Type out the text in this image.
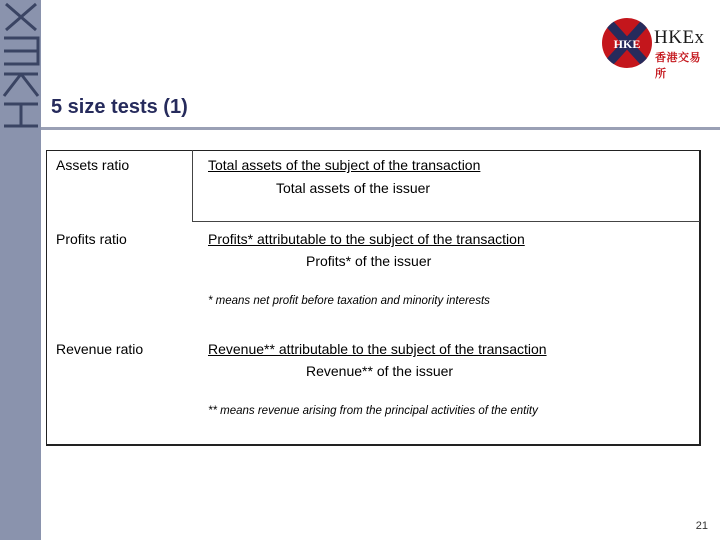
HKE HKEx
香港交易所
5 size tests (1)
Assets ratio	Total assets of the subject of the transaction
Total assets of the issuer
Profits ratio	Profits* attributable to the subject of the transaction
Profits* of the issuer
* means net profit before taxation and minority interests
Revenue ratio	Revenue** attributable to the subject of the transaction
Revenue** of the issuer
** means revenue arising from the principal activities of the entity
21
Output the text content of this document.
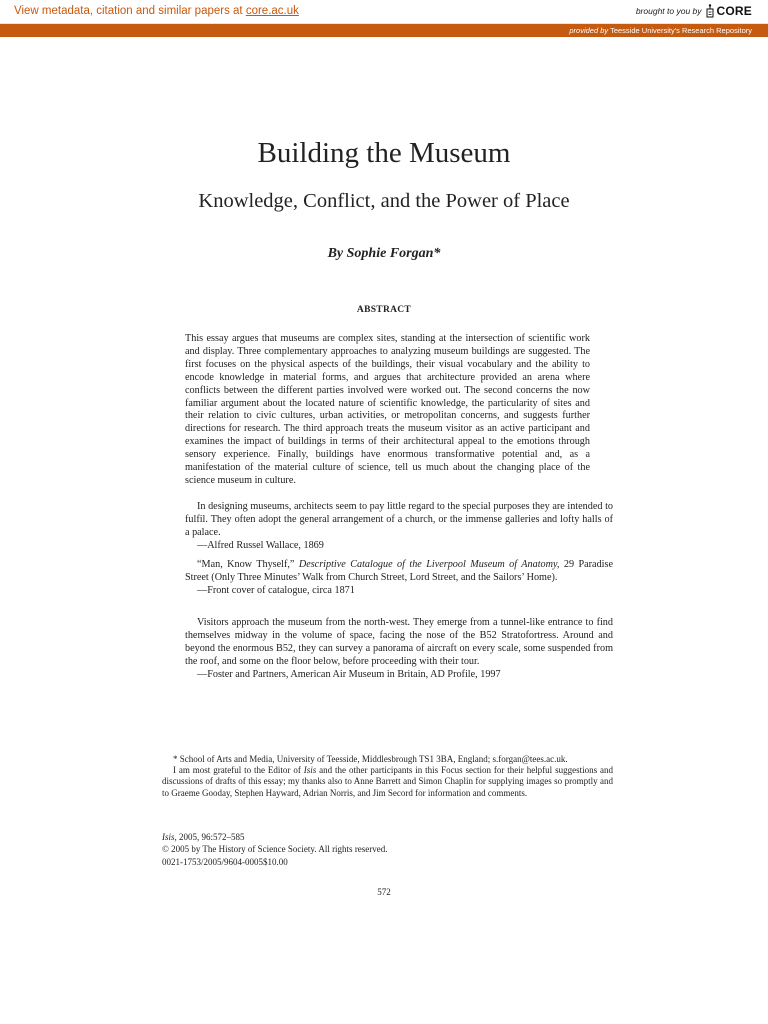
View metadata, citation and similar papers at core.ac.uk	brought to you by CORE
provided by Teesside University's Research Repository
Building the Museum
Knowledge, Conflict, and the Power of Place
By Sophie Forgan*
ABSTRACT

This essay argues that museums are complex sites, standing at the intersection of scientific work and display. Three complementary approaches to analyzing museum buildings are suggested. The first focuses on the physical aspects of the buildings, their visual vocabulary and the ability to encode knowledge in material forms, and argues that architecture provided an arena where conflicts between the different parties involved were worked out. The second concerns the now familiar argument about the located nature of scientific knowledge, the particularity of sites and their relation to civic cultures, urban activities, or metropolitan concerns, and suggests further directions for research. The third approach treats the museum visitor as an active participant and examines the impact of buildings in terms of their architectural appeal to the emotions through sensory experience. Finally, buildings have enormous transformative potential and, as a manifestation of the material culture of science, tell us much about the changing place of the science museum in culture.

In designing museums, architects seem to pay little regard to the special purposes they are intended to fulfil. They often adopt the general arrangement of a church, or the immense galleries and lofty halls of a palace.

—Alfred Russel Wallace, 1869

“Man, Know Thyself,” Descriptive Catalogue of the Liverpool Museum of Anatomy, 29 Paradise Street (Only Three Minutes’ Walk from Church Street, Lord Street, and the Sailors’ Home).

—Front cover of catalogue, circa 1871

Visitors approach the museum from the north-west. They emerge from a tunnel-like entrance to find themselves midway in the volume of space, facing the nose of the B52 Stratofortress. Around and beyond the enormous B52, they can survey a panorama of aircraft on every scale, some suspended from the roof, and some on the floor below, before proceeding with their tour.

—Foster and Partners, American Air Museum in Britain, AD Profile, 1997

* School of Arts and Media, University of Teesside, Middlesbrough TS1 3BA, England; s.forgan@tees.ac.uk.

I am most grateful to the Editor of Isis and the other participants in this Focus section for their helpful suggestions and discussions of drafts of this essay; my thanks also to Anne Barrett and Simon Chaplin for supplying images so promptly and to Graeme Gooday, Stephen Hayward, Adrian Norris, and Jim Secord for information and comments.

Isis, 2005, 96:572–585
© 2005 by The History of Science Society. All rights reserved.
0021-1753/2005/9604-0005$10.00
572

*SHORT TASK*
Output the data exactly. Pictures don't belong in the result.

*RESULT BELOW*
Type out the text in this image.
HKE HKEx
香港交易所
5 size tests (1)
Assets ratio	Total assets of the subject of the transaction
Total assets of the issuer
Profits ratio	Profits* attributable to the subject of the transaction
Profits* of the issuer
* means net profit before taxation and minority interests
Revenue ratio	Revenue** attributable to the subject of the transaction
Revenue** of the issuer
** means revenue arising from the principal activities of the entity
21
Output the text content of this document.
View metadata, citation and similar papers at core.ac.uk	brought to you by CORE
provided by Teesside University's Research Repository
Building the Museum
Knowledge, Conflict, and the Power of Place
By Sophie Forgan*
ABSTRACT

This essay argues that museums are complex sites, standing at the intersection of scientific work and display. Three complementary approaches to analyzing museum buildings are suggested. The first focuses on the physical aspects of the buildings, their visual vocabulary and the ability to encode knowledge in material forms, and argues that architecture provided an arena where conflicts between the different parties involved were worked out. The second concerns the now familiar argument about the located nature of scientific knowledge, the particularity of sites and their relation to civic cultures, urban activities, or metropolitan concerns, and suggests further directions for research. The third approach treats the museum visitor as an active participant and examines the impact of buildings in terms of their architectural appeal to the emotions through sensory experience. Finally, buildings have enormous transformative potential and, as a manifestation of the material culture of science, tell us much about the changing place of the science museum in culture.

In designing museums, architects seem to pay little regard to the special purposes they are intended to fulfil. They often adopt the general arrangement of a church, or the immense galleries and lofty halls of a palace.

—Alfred Russel Wallace, 1869

“Man, Know Thyself,” Descriptive Catalogue of the Liverpool Museum of Anatomy, 29 Paradise Street (Only Three Minutes’ Walk from Church Street, Lord Street, and the Sailors’ Home).

—Front cover of catalogue, circa 1871

Visitors approach the museum from the north-west. They emerge from a tunnel-like entrance to find themselves midway in the volume of space, facing the nose of the B52 Stratofortress. Around and beyond the enormous B52, they can survey a panorama of aircraft on every scale, some suspended from the roof, and some on the floor below, before proceeding with their tour.

—Foster and Partners, American Air Museum in Britain, AD Profile, 1997

* School of Arts and Media, University of Teesside, Middlesbrough TS1 3BA, England; s.forgan@tees.ac.uk.

I am most grateful to the Editor of Isis and the other participants in this Focus section for their helpful suggestions and discussions of drafts of this essay; my thanks also to Anne Barrett and Simon Chaplin for supplying images so promptly and to Graeme Gooday, Stephen Hayward, Adrian Norris, and Jim Secord for information and comments.

Isis, 2005, 96:572–585
© 2005 by The History of Science Society. All rights reserved.
0021-1753/2005/9604-0005$10.00
572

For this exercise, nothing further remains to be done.